Your answer should be a single number: the count of lines that hold the word "dashed".

_ _ _ _ _ _ _

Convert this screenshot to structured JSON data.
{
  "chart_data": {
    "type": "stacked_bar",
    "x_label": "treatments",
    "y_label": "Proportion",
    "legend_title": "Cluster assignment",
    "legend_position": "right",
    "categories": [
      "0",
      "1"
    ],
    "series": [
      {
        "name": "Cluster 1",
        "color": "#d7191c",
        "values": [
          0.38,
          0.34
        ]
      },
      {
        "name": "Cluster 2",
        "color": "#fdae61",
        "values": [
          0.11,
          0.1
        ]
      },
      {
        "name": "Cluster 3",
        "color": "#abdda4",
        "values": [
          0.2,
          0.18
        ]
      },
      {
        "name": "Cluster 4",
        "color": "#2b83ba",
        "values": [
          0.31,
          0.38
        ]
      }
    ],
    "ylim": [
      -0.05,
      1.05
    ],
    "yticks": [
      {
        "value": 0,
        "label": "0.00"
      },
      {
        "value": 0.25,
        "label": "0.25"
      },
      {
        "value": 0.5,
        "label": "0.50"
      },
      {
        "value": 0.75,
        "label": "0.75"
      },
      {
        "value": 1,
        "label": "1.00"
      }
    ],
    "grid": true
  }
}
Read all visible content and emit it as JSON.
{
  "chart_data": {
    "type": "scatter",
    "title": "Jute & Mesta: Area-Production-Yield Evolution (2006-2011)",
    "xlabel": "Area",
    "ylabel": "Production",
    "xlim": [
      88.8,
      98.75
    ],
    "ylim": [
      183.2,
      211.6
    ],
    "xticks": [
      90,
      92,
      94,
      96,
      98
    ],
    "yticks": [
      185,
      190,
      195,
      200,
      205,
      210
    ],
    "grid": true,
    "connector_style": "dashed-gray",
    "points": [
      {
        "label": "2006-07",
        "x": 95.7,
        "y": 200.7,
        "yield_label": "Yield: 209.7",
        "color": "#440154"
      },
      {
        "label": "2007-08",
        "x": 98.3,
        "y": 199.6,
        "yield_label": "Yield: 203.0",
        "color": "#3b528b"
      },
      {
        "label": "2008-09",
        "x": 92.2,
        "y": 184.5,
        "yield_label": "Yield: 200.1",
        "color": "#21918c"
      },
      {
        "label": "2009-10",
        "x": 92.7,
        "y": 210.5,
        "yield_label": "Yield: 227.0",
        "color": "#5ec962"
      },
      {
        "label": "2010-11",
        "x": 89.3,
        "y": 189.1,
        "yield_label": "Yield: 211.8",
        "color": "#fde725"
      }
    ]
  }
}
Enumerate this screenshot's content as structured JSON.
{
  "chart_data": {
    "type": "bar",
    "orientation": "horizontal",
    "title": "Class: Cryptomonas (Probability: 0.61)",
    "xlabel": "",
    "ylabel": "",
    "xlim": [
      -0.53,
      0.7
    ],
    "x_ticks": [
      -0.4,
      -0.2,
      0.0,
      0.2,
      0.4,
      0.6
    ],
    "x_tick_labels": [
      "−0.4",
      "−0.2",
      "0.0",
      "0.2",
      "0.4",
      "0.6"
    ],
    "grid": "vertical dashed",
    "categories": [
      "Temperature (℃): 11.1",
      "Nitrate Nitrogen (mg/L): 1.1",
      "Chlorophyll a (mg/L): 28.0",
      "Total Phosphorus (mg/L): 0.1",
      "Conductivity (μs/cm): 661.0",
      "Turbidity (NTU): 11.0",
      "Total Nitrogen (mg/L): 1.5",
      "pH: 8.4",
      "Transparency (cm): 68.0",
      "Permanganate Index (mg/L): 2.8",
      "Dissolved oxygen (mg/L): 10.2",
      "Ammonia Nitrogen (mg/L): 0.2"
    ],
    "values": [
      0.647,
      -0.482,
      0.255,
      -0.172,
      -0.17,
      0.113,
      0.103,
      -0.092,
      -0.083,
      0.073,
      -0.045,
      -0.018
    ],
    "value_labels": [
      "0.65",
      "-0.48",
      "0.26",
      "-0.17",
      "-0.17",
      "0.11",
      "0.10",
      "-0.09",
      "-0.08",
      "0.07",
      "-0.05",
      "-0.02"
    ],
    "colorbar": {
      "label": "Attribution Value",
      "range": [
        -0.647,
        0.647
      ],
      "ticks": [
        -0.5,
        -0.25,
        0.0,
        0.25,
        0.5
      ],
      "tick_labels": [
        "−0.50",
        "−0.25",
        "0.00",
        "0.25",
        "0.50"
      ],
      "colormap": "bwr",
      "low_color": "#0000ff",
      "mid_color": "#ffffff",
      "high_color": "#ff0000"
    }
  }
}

_ _ _ _ _ _ _

Solution to the problem: 2